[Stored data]
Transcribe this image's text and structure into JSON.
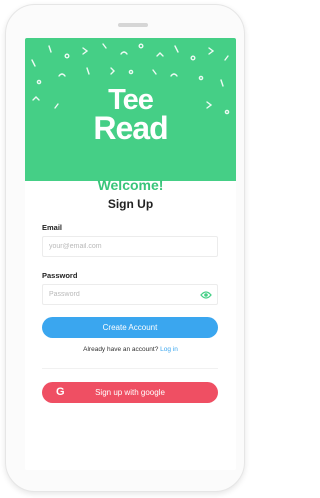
{
  "colors": {
    "hero_green": "#45cf86",
    "welcome_green": "#39c57a",
    "primary_blue": "#3aa6ef",
    "google_red": "#ef4f63"
  },
  "brand": {
    "line1": "Tee",
    "line2": "Read"
  },
  "header": {
    "welcome": "Welcome!",
    "title": "Sign Up"
  },
  "form": {
    "email_label": "Email",
    "email_placeholder": "your@email.com",
    "password_label": "Password",
    "password_placeholder": "Password",
    "password_toggle_icon": "eye-icon",
    "create_button": "Create Account",
    "account_prompt": "Already have an account?",
    "login_link": "Log in",
    "google_icon_letter": "G",
    "google_button": "Sign up with google"
  }
}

Exercise directions:
Make an exact copy of the data, leaving its pictures out.

Response:
Transcribe this image's text and structure into JSON.
{
  "colors": {
    "hero_green": "#45cf86",
    "welcome_green": "#39c57a",
    "primary_blue": "#3aa6ef",
    "google_red": "#ef4f63"
  },
  "brand": {
    "line1": "Tee",
    "line2": "Read"
  },
  "header": {
    "welcome": "Welcome!",
    "title": "Sign Up"
  },
  "form": {
    "email_label": "Email",
    "email_placeholder": "your@email.com",
    "password_label": "Password",
    "password_placeholder": "Password",
    "password_toggle_icon": "eye-icon",
    "create_button": "Create Account",
    "account_prompt": "Already have an account?",
    "login_link": "Log in",
    "google_icon_letter": "G",
    "google_button": "Sign up with google"
  }
}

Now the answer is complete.